-- start of EXTRACTED ENTRIES --

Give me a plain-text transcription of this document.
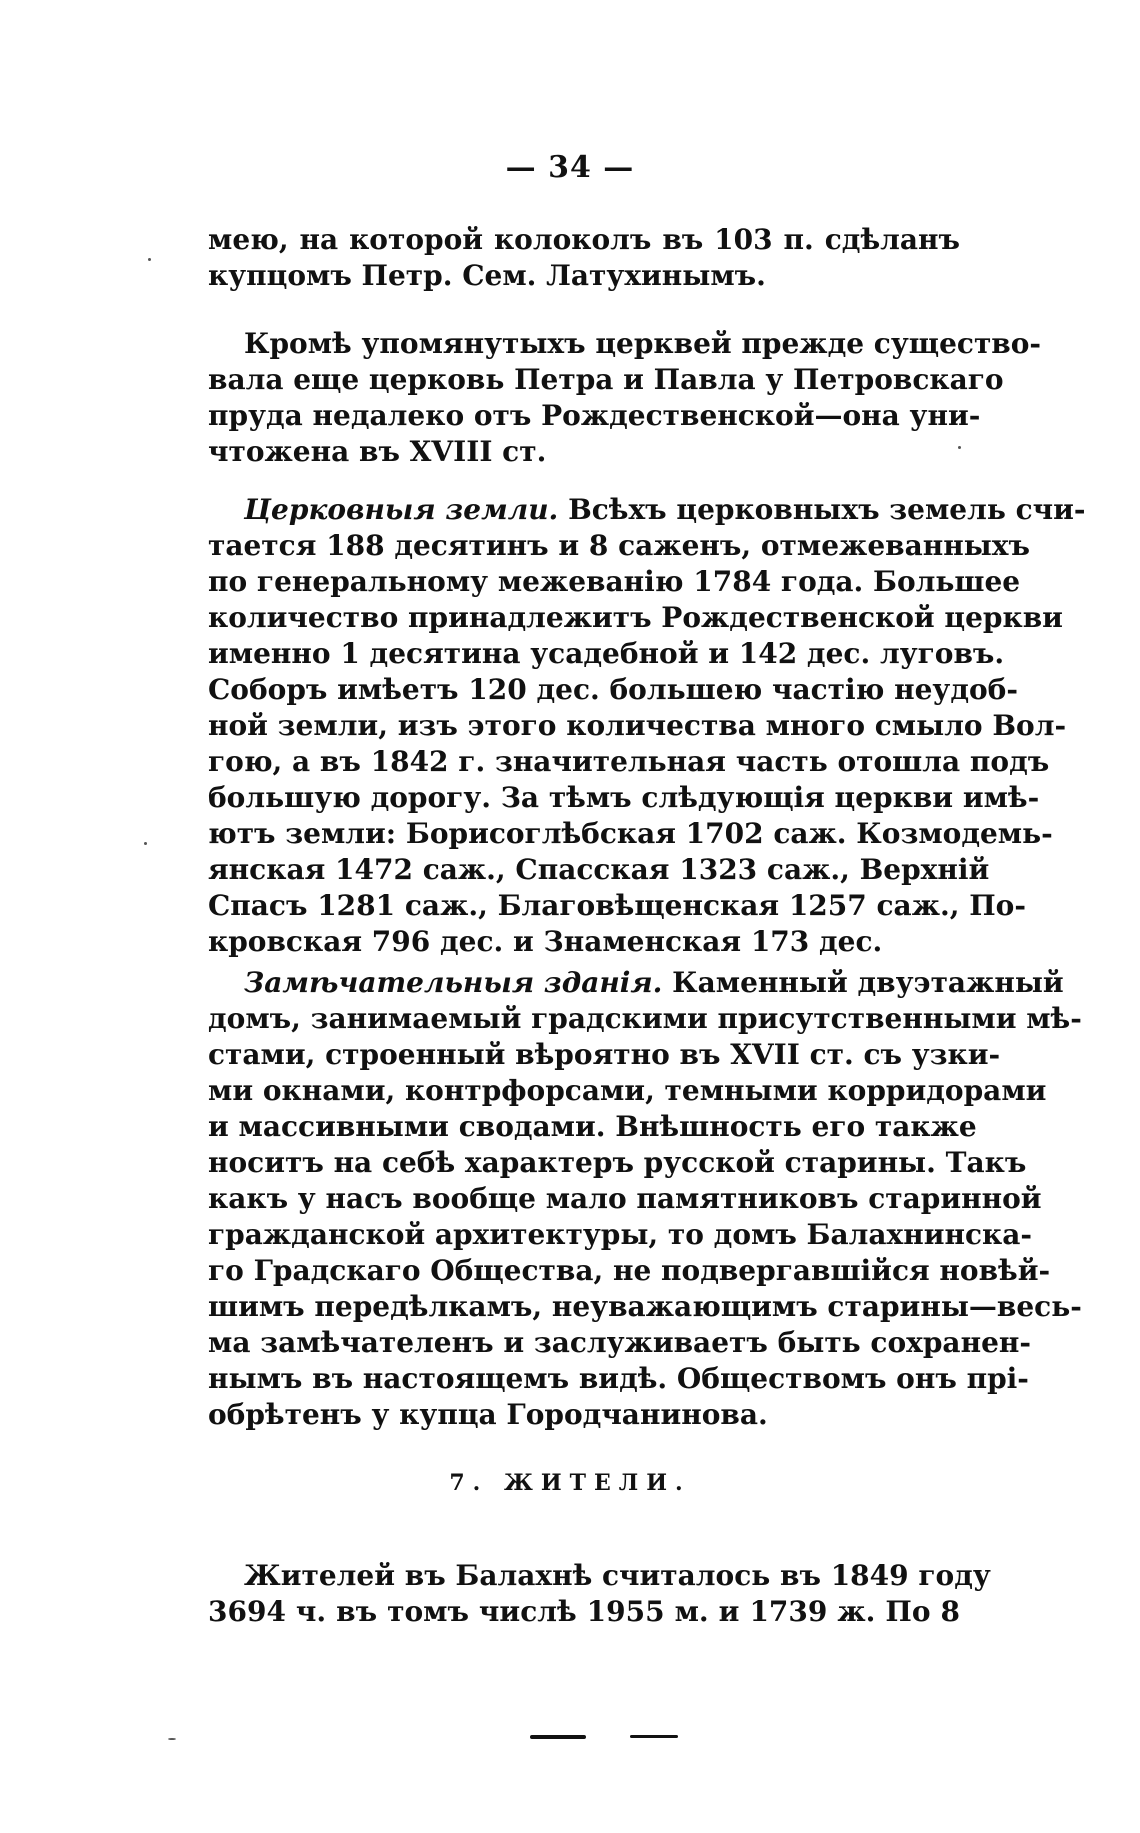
— 34 —
мею, на которой колоколъ въ 103 п. сдѣланъ
купцомъ Петр. Сем. Латухинымъ.
Кромѣ упомянутыхъ церквей прежде существо-
вала еще церковь Петра и Павла у Петровскаго
пруда недалеко отъ Рождественской—она уни-
чтожена въ XVIII ст.
Церковныя земли. Всѣхъ церковныхъ земель счи-
тается 188 десятинъ и 8 саженъ, отмежеванныхъ
по генеральному межеванію 1784 года. Большее
количество принадлежитъ Рождественской церкви
именно 1 десятина усадебной и 142 дес. луговъ.
Соборъ имѣетъ 120 дес. большею частію неудоб-
ной земли, изъ этого количества много смыло Вол-
гою, а въ 1842 г. значительная часть отошла подъ
большую дорогу. За тѣмъ слѣдующія церкви имѣ-
ютъ земли: Борисоглѣбская 1702 саж. Козмодемь-
янская 1472 саж., Спасская 1323 саж., Верхній
Спасъ 1281 саж., Благовѣщенская 1257 саж., По-
кровская 796 дес. и Знаменская 173 дес.
Замѣчательныя зданія. Каменный двуэтажный
домъ, занимаемый градскими присутственными мѣ-
стами, строенный вѣроятно въ XVII ст. съ узки-
ми окнами, контрфорсами, темными корридорами
и массивными сводами. Внѣшность его также
носитъ на себѣ характеръ русской старины. Такъ
какъ у насъ вообще мало памятниковъ старинной
гражданской архитектуры, то домъ Балахнинска-
го Градскаго Общества, не подвергавшійся новѣй-
шимъ передѣлкамъ, неуважающимъ старины—весь-
ма замѣчателенъ и заслуживаетъ быть сохранен-
нымъ въ настоящемъ видѣ. Обществомъ онъ прі-
обрѣтенъ у купца Городчанинова.
7. ЖИТЕЛИ.
Жителей въ Балахнѣ считалось въ 1849 году
3694 ч. въ томъ числѣ 1955 м. и 1739 ж. По 8
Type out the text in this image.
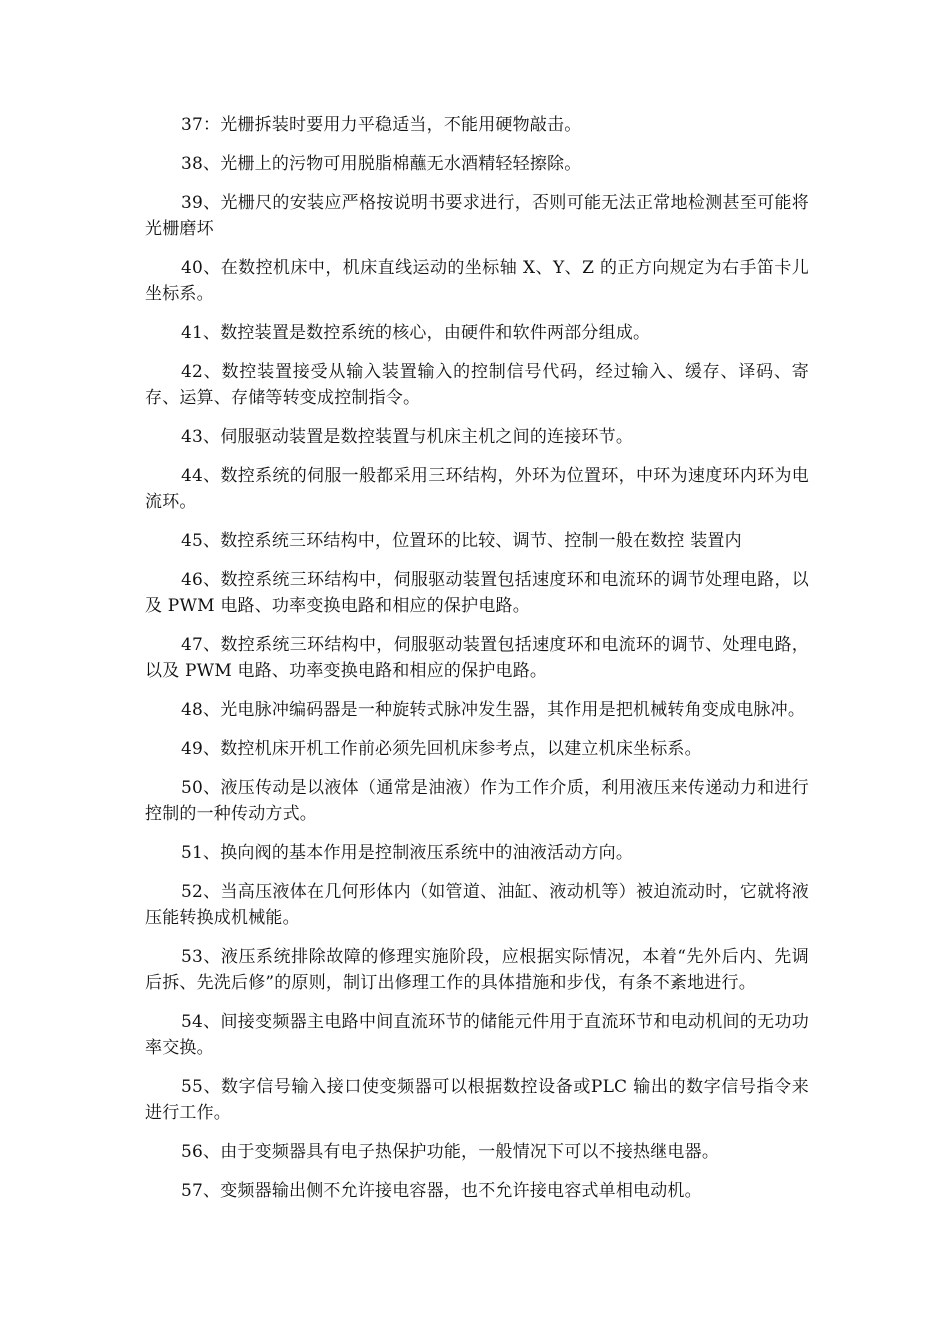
37：光栅拆装时要用力平稳适当，不能用硬物敲击。

38、光栅上的污物可用脱脂棉蘸无水酒精轻轻擦除。

39、光栅尺的安装应严格按说明书要求进行，否则可能无法正常地检测甚至可能将光栅磨坏

40、在数控机床中，机床直线运动的坐标轴 X、Y、Z 的正方向规定为右手笛卡儿坐标系。

41、数控装置是数控系统的核心，由硬件和软件两部分组成。

42、数控装置接受从输入装置输入的控制信号代码，经过输入、缓存、译码、寄存、运算、存储等转变成控制指令。

43、伺服驱动装置是数控装置与机床主机之间的连接环节。

44、数控系统的伺服一般都采用三环结构，外环为位置环，中环为速度环内环为电流环。

45、数控系统三环结构中，位置环的比较、调节、控制一般在数控 装置内

46、数控系统三环结构中，伺服驱动装置包括速度环和电流环的调节处理电路，以及 PWM 电路、功率变换电路和相应的保护电路。

47、数控系统三环结构中，伺服驱动装置包括速度环和电流环的调节、处理电路，以及 PWM 电路、功率变换电路和相应的保护电路。

48、光电脉冲编码器是一种旋转式脉冲发生器，其作用是把机械转角变成电脉冲。

49、数控机床开机工作前必须先回机床参考点，以建立机床坐标系。

50、液压传动是以液体（通常是油液）作为工作介质，利用液压来传递动力和进行控制的一种传动方式。

51、换向阀的基本作用是控制液压系统中的油液活动方向。

52、当高压液体在几何形体内（如管道、油缸、液动机等）被迫流动时，它就将液压能转换成机械能。

53、液压系统排除故障的修理实施阶段，应根据实际情况，本着“先外后内、先调后拆、先洗后修”的原则，制订出修理工作的具体措施和步伐，有条不紊地进行。

54、间接变频器主电路中间直流环节的储能元件用于直流环节和电动机间的无功功率交换。

55、数字信号输入接口使变频器可以根据数控设备或PLC 输出的数字信号指令来进行工作。

56、由于变频器具有电子热保护功能，一般情况下可以不接热继电器。

57、变频器输出侧不允许接电容器，也不允许接电容式单相电动机。
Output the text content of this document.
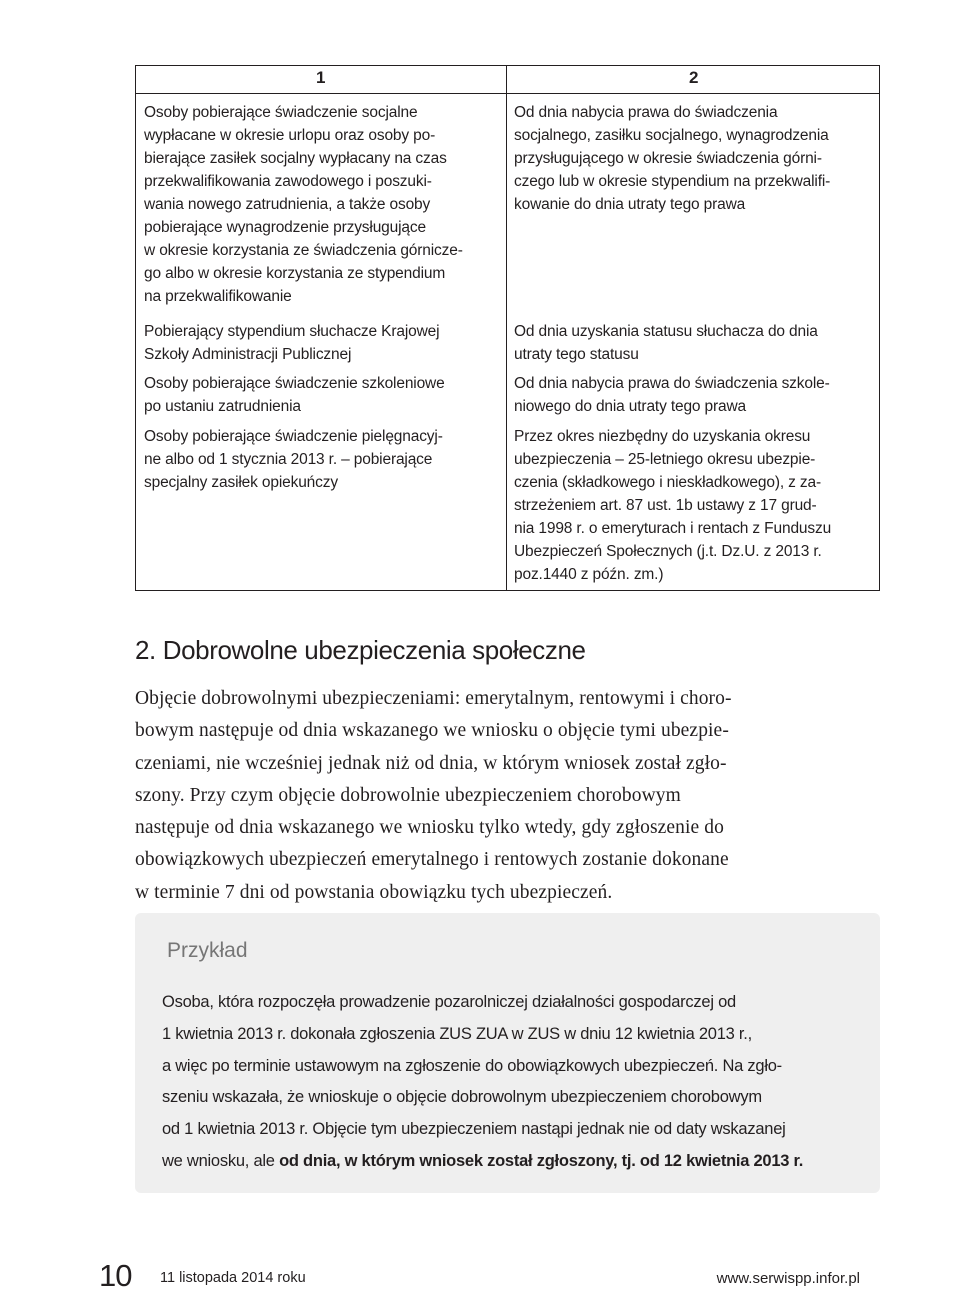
1	2

Osoby pobierające świadczenie socjalne
wypłacane w okresie urlopu oraz osoby po-
bierające zasiłek socjalny wypłacany na czas
przekwalifikowania zawodowego i poszuki-
wania nowego zatrudnienia, a także osoby
pobierające wynagrodzenie przysługujące
w okresie korzystania ze świadczenia górnicze-
go albo w okresie korzystania ze stypendium
na przekwalifikowanie

Od dnia nabycia prawa do świadczenia
socjalnego, zasiłku socjalnego, wynagrodzenia
przysługującego w okresie świadczenia górni-
czego lub w okresie stypendium na przekwalifi-
kowanie do dnia utraty tego prawa

Pobierający stypendium słuchacze Krajowej
Szkoły Administracji Publicznej

Od dnia uzyskania statusu słuchacza do dnia
utraty tego statusu

Osoby pobierające świadczenie szkoleniowe
po ustaniu zatrudnienia

Od dnia nabycia prawa do świadczenia szkole-
niowego do dnia utraty tego prawa

Osoby pobierające świadczenie pielęgnacyj-
ne albo od 1 stycznia 2013 r. – pobierające
specjalny zasiłek opiekuńczy

Przez okres niezbędny do uzyskania okresu
ubezpieczenia – 25-letniego okresu ubezpie-
czenia (składkowego i nieskładkowego), z za-
strzeżeniem art. 87 ust. 1b ustawy z 17 grud-
nia 1998 r. o emeryturach i rentach z Funduszu
Ubezpieczeń Społecznych (j.t. Dz.U. z 2013 r.
poz.1440 z późn. zm.)

2. Dobrowolne ubezpieczenia społeczne

Objęcie dobrowolnymi ubezpieczeniami: emerytalnym, rentowymi i choro-
bowym następuje od dnia wskazanego we wniosku o objęcie tymi ubezpie-
czeniami, nie wcześniej jednak niż od dnia, w którym wniosek został zgło-
szony. Przy czym objęcie dobrowolnie ubezpieczeniem chorobowym
następuje od dnia wskazanego we wniosku tylko wtedy, gdy zgłoszenie do
obowiązkowych ubezpieczeń emerytalnego i rentowych zostanie dokonane
w terminie 7 dni od powstania obowiązku tych ubezpieczeń.

Przykład

Osoba, która rozpoczęła prowadzenie pozarolniczej działalności gospodarczej od
1 kwietnia 2013 r. dokonała zgłoszenia ZUS ZUA w ZUS w dniu 12 kwietnia 2013 r.,
a więc po terminie ustawowym na zgłoszenie do obowiązkowych ubezpieczeń. Na zgło-
szeniu wskazała, że wnioskuje o objęcie dobrowolnym ubezpieczeniem chorobowym
od 1 kwietnia 2013 r. Objęcie tym ubezpieczeniem nastąpi jednak nie od daty wskazanej
we wniosku, ale od dnia, w którym wniosek został zgłoszony, tj. od 12 kwietnia 2013 r.

10 11 listopada 2014 roku	www.serwispp.infor.pl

-- end of EXTRACTED ENTRIES --

Output the records above exactly; leave out the pictures.

Give me a plain-text transcription of this document.
— 34 —
мею, на которой колоколъ въ 103 п. сдѣланъ
купцомъ Петр. Сем. Латухинымъ.
Кромѣ упомянутыхъ церквей прежде существо-
вала еще церковь Петра и Павла у Петровскаго
пруда недалеко отъ Рождественской—она уни-
чтожена въ XVIII ст.
Церковныя земли. Всѣхъ церковныхъ земель счи-
тается 188 десятинъ и 8 саженъ, отмежеванныхъ
по генеральному межеванію 1784 года. Большее
количество принадлежитъ Рождественской церкви
именно 1 десятина усадебной и 142 дес. луговъ.
Соборъ имѣетъ 120 дес. большею частію неудоб-
ной земли, изъ этого количества много смыло Вол-
гою, а въ 1842 г. значительная часть отошла подъ
большую дорогу. За тѣмъ слѣдующія церкви имѣ-
ютъ земли: Борисоглѣбская 1702 саж. Козмодемь-
янская 1472 саж., Спасская 1323 саж., Верхній
Спасъ 1281 саж., Благовѣщенская 1257 саж., По-
кровская 796 дес. и Знаменская 173 дес.
Замѣчательныя зданія. Каменный двуэтажный
домъ, занимаемый градскими присутственными мѣ-
стами, строенный вѣроятно въ XVII ст. съ узки-
ми окнами, контрфорсами, темными корридорами
и массивными сводами. Внѣшность его также
носитъ на себѣ характеръ русской старины. Такъ
какъ у насъ вообще мало памятниковъ старинной
гражданской архитектуры, то домъ Балахнинска-
го Градскаго Общества, не подвергавшійся новѣй-
шимъ передѣлкамъ, неуважающимъ старины—весь-
ма замѣчателенъ и заслуживаетъ быть сохранен-
нымъ въ настоящемъ видѣ. Обществомъ онъ прі-
обрѣтенъ у купца Городчанинова.
7. ЖИТЕЛИ.
Жителей въ Балахнѣ считалось въ 1849 году
3694 ч. въ томъ числѣ 1955 м. и 1739 ж. По 8
Type out the text in this image.
37：光栅拆装时要用力平稳适当，不能用硬物敲击。

38、光栅上的污物可用脱脂棉蘸无水酒精轻轻擦除。

39、光栅尺的安装应严格按说明书要求进行，否则可能无法正常地检测甚至可能将光栅磨坏

40、在数控机床中，机床直线运动的坐标轴 X、Y、Z 的正方向规定为右手笛卡儿坐标系。

41、数控装置是数控系统的核心，由硬件和软件两部分组成。

42、数控装置接受从输入装置输入的控制信号代码，经过输入、缓存、译码、寄存、运算、存储等转变成控制指令。

43、伺服驱动装置是数控装置与机床主机之间的连接环节。

44、数控系统的伺服一般都采用三环结构，外环为位置环，中环为速度环内环为电流环。

45、数控系统三环结构中，位置环的比较、调节、控制一般在数控 装置内

46、数控系统三环结构中，伺服驱动装置包括速度环和电流环的调节处理电路，以及 PWM 电路、功率变换电路和相应的保护电路。

47、数控系统三环结构中，伺服驱动装置包括速度环和电流环的调节、处理电路，以及 PWM 电路、功率变换电路和相应的保护电路。

48、光电脉冲编码器是一种旋转式脉冲发生器，其作用是把机械转角变成电脉冲。

49、数控机床开机工作前必须先回机床参考点，以建立机床坐标系。

50、液压传动是以液体（通常是油液）作为工作介质，利用液压来传递动力和进行控制的一种传动方式。

51、换向阀的基本作用是控制液压系统中的油液活动方向。

52、当高压液体在几何形体内（如管道、油缸、液动机等）被迫流动时，它就将液压能转换成机械能。

53、液压系统排除故障的修理实施阶段，应根据实际情况，本着“先外后内、先调后拆、先洗后修”的原则，制订出修理工作的具体措施和步伐，有条不紊地进行。

54、间接变频器主电路中间直流环节的储能元件用于直流环节和电动机间的无功功率交换。

55、数字信号输入接口使变频器可以根据数控设备或PLC 输出的数字信号指令来进行工作。

56、由于变频器具有电子热保护功能，一般情况下可以不接热继电器。

57、变频器输出侧不允许接电容器，也不允许接电容式单相电动机。
Output the text content of this document.
1	2

Osoby pobierające świadczenie socjalne
wypłacane w okresie urlopu oraz osoby po-
bierające zasiłek socjalny wypłacany na czas
przekwalifikowania zawodowego i poszuki-
wania nowego zatrudnienia, a także osoby
pobierające wynagrodzenie przysługujące
w okresie korzystania ze świadczenia górnicze-
go albo w okresie korzystania ze stypendium
na przekwalifikowanie

Od dnia nabycia prawa do świadczenia
socjalnego, zasiłku socjalnego, wynagrodzenia
przysługującego w okresie świadczenia górni-
czego lub w okresie stypendium na przekwalifi-
kowanie do dnia utraty tego prawa

Pobierający stypendium słuchacze Krajowej
Szkoły Administracji Publicznej

Od dnia uzyskania statusu słuchacza do dnia
utraty tego statusu

Osoby pobierające świadczenie szkoleniowe
po ustaniu zatrudnienia

Od dnia nabycia prawa do świadczenia szkole-
niowego do dnia utraty tego prawa

Osoby pobierające świadczenie pielęgnacyj-
ne albo od 1 stycznia 2013 r. – pobierające
specjalny zasiłek opiekuńczy

Przez okres niezbędny do uzyskania okresu
ubezpieczenia – 25-letniego okresu ubezpie-
czenia (składkowego i nieskładkowego), z za-
strzeżeniem art. 87 ust. 1b ustawy z 17 grud-
nia 1998 r. o emeryturach i rentach z Funduszu
Ubezpieczeń Społecznych (j.t. Dz.U. z 2013 r.
poz.1440 z późn. zm.)

2. Dobrowolne ubezpieczenia społeczne

Objęcie dobrowolnymi ubezpieczeniami: emerytalnym, rentowymi i choro-
bowym następuje od dnia wskazanego we wniosku o objęcie tymi ubezpie-
czeniami, nie wcześniej jednak niż od dnia, w którym wniosek został zgło-
szony. Przy czym objęcie dobrowolnie ubezpieczeniem chorobowym
następuje od dnia wskazanego we wniosku tylko wtedy, gdy zgłoszenie do
obowiązkowych ubezpieczeń emerytalnego i rentowych zostanie dokonane
w terminie 7 dni od powstania obowiązku tych ubezpieczeń.

Przykład

Osoba, która rozpoczęła prowadzenie pozarolniczej działalności gospodarczej od
1 kwietnia 2013 r. dokonała zgłoszenia ZUS ZUA w ZUS w dniu 12 kwietnia 2013 r.,
a więc po terminie ustawowym na zgłoszenie do obowiązkowych ubezpieczeń. Na zgło-
szeniu wskazała, że wnioskuje o objęcie dobrowolnym ubezpieczeniem chorobowym
od 1 kwietnia 2013 r. Objęcie tym ubezpieczeniem nastąpi jednak nie od daty wskazanej
we wniosku, ale od dnia, w którym wniosek został zgłoszony, tj. od 12 kwietnia 2013 r.

10 11 listopada 2014 roku	www.serwispp.infor.pl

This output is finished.